Exercise details :: Count the lines below that contain the word "emoji" and give only the number.

(Records)
::::

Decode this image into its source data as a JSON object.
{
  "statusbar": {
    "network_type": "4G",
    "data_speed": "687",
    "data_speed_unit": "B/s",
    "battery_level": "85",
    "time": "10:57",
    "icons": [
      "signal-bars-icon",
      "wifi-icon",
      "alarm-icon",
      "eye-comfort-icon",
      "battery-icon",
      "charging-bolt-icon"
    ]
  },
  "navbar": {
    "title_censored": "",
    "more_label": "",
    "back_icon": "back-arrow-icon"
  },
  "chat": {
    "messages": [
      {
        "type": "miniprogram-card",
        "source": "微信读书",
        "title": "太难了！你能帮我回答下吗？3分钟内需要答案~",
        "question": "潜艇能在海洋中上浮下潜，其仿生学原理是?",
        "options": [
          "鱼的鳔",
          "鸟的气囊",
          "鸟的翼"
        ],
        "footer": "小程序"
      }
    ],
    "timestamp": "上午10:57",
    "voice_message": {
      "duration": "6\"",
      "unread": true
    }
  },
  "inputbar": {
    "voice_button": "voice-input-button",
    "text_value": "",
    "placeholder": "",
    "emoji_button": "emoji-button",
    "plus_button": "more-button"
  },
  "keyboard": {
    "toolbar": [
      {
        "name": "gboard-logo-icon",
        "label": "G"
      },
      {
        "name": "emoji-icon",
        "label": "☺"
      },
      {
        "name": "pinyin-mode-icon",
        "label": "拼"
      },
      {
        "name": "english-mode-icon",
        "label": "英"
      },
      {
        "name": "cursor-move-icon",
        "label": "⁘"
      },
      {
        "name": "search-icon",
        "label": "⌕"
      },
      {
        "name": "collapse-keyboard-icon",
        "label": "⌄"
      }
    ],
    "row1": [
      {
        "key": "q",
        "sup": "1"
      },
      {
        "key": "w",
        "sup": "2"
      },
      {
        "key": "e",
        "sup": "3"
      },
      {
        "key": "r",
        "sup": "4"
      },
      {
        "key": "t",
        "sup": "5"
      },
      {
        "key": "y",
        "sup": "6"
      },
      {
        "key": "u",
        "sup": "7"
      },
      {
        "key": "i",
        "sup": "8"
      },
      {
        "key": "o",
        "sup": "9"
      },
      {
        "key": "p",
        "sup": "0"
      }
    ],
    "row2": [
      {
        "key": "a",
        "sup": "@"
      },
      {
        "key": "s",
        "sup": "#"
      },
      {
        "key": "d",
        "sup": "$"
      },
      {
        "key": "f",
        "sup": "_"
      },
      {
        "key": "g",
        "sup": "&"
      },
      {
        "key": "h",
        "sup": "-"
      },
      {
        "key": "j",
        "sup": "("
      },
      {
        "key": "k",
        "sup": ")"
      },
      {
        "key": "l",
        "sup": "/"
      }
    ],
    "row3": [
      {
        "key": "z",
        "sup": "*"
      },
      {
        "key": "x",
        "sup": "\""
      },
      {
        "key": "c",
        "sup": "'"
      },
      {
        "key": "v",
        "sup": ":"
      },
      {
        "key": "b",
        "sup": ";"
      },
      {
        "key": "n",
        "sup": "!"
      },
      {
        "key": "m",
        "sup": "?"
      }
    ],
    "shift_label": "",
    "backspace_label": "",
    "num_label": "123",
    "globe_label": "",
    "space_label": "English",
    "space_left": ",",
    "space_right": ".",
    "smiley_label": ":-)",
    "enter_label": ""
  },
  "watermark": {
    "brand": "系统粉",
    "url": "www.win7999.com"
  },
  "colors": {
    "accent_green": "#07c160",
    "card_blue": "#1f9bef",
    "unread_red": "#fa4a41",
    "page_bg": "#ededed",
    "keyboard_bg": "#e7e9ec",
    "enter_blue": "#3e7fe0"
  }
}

::::

Output below :: 2